4) Basically just let nature take it's course. They will spawn when ready.

Out of 8 of them you should have some males and females but you might want to post some pictures so we can see what you have. I hope this helps! Good luck!


----------



## bpman25 (Oct 21, 2010)

Water changes definetly do help as well as a bump in temp. If you can get brine shrimp that may help as well, not to mention watching the chaos after a net full of brine is shaken into the tank is very entertaining. Do you know how many males/females you have right now? Also if you have just one flower pot I would suggest giving them a few more options as far as caves go.


----------



## dawg22isit (Jan 18, 2011)

i have a lot of caves and as far as the sex i have 3 males and 5 females. If i can try to figure out how to post pics i will try thx guys. Also i think my bp is laying unfertile eggs as she never leaves a cave and will defend it at all cost


----------



## yearmax (Aug 11, 2010)

I know this is an old post but I figured I would chime in. I have 8 cons in my tank and they have all paired up. For the most part I have 2 pair that are always laying eggs but I never get any fry what so ever. My cons are all between 3 - 5".

I have them in 125 gal. tank well filtered. Tanks mats are 1 severum, 1 yellow lab, 2 kissing gourami's, 4 jewels ( which I am waiting for a pair and rehoming the others ) , 3 green texas ( also waiting for a pair hopefully) and 1 common pleco.

The tanks does have plenty of hiding spots. I have some plants in there and drift wood. Everyone gets along very well and I have no aggression issues. Can't give exact numbers but my levels are very good. Temp is between 78-80F. Soft water. Heater is off due to the summer weather here. I do weekly water changes of about a little over 25% and refill with cool water.

Like I said my cons lay eggs like rabbits but I never get anything in return .. What could the issue be?


----------



## Auballagh (Jan 29, 2003)

Tasty convict fry seems to be the issue! Heck man, with that group in there, I'd be surprised if the eggs even get a chance to hatch without getting eaten first. :?


----------



## Flippercon (Mar 5, 2011)

When I do water changes and the temp is slightly cooler then the tank my CA cichlids tend to go into breeding mode. It will happen unless you have all the same sex. Chances of that are slim with 8. Your post in a few months will be "what to do with convict fry???" .


----------



## pistolpete (Dec 28, 2009)

If you have figured out a way to stop convicts from breeding, then maybe there is a nobel prize for science coming your way.


----------



## yearmax (Aug 11, 2010)

Thanks for the replys. I am almost at a point now that after a year of trying I dont think I am going to get anything other than just eggs from my cons.

I would love to have a few fry swiming around. I am not worried about them getting eaten as I have read how much these cons breed when the do. I planned on taking a few to my LFS and giving some away. Maybe keeping a few and starting a new tank. All I need now if for these guys to actually have good eggs so I can get some fry..

I know most people are wondering how to stop the cons from breeding so much but for me it is like have a car with turbo and it kicks in but never really works the way it is suppose to. You cant ever really use it but whats the point of having it if it does not work correctly.. You know what I mean..
+ + + +
What is expected >> Write out the stretch of the convict-breeding thread from "## Flippercon (Mar" through "(Dec 28, 2009)", swapping "breeding mode" for "spawning mode".

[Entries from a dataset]
+ + + +
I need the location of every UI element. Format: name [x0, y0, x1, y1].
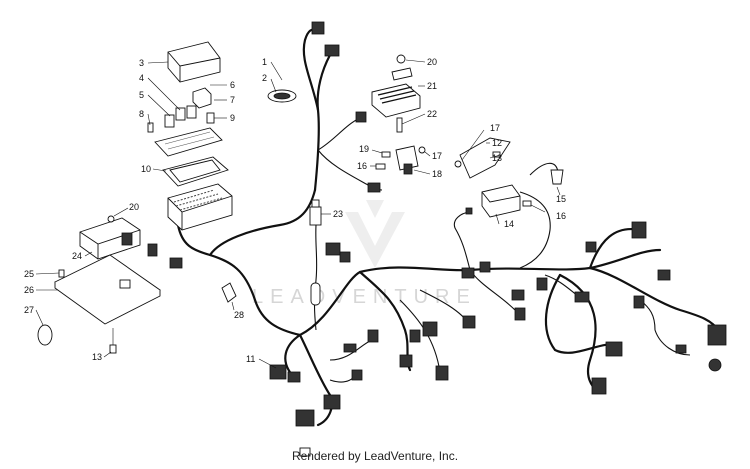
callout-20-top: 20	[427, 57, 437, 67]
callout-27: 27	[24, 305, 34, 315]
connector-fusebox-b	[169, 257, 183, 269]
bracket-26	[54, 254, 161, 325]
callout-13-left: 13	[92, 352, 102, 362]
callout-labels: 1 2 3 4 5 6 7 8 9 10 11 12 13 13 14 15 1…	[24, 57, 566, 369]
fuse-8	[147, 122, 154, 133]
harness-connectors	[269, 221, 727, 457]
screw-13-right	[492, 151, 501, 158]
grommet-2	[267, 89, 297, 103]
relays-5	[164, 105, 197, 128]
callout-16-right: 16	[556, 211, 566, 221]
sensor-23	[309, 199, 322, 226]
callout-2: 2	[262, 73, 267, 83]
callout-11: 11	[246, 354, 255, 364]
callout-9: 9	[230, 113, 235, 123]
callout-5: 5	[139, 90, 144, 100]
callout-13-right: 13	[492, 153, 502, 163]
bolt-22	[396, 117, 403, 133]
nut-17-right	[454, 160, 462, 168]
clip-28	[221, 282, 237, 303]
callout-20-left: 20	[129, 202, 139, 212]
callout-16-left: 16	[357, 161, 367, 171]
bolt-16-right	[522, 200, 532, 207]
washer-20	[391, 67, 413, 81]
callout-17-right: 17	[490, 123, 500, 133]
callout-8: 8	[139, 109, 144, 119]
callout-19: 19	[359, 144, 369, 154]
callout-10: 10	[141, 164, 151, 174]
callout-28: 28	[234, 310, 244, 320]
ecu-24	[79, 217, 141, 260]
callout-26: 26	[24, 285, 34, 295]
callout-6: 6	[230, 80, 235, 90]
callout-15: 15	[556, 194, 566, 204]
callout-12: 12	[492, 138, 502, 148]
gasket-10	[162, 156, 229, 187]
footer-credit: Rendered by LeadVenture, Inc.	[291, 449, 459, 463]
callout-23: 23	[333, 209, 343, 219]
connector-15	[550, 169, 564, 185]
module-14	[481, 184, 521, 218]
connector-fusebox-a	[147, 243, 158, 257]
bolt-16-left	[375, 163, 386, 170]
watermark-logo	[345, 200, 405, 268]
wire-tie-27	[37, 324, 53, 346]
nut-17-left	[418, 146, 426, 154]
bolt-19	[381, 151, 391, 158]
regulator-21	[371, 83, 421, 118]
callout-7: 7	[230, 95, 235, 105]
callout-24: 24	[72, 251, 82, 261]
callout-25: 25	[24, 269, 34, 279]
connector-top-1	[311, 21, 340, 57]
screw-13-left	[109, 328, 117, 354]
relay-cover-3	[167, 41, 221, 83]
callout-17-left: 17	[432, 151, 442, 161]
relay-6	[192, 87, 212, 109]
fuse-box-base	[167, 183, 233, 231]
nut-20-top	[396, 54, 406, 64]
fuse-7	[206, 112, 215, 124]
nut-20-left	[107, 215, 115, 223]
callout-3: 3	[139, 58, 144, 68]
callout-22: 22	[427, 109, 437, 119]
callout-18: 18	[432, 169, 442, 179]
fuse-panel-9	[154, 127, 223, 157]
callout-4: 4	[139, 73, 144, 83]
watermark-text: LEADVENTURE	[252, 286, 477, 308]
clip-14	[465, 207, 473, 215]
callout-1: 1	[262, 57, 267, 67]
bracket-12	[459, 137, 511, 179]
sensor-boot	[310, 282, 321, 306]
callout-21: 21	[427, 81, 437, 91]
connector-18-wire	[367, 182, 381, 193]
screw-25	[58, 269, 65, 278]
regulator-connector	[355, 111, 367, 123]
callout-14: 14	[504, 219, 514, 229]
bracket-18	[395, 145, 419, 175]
+ + + +
Task response >>
## Flippercon (Mar 5, 2011)

When I do water changes and the temp is slightly cooler then the tank my CA cichlids tend to go into spawning mode. It will happen unless you have all the same sex. Chances of that are slim with 8. Your post in a few months will be "what to do with convict fry???" .


----------



## pistolpete (Dec 28, 2009)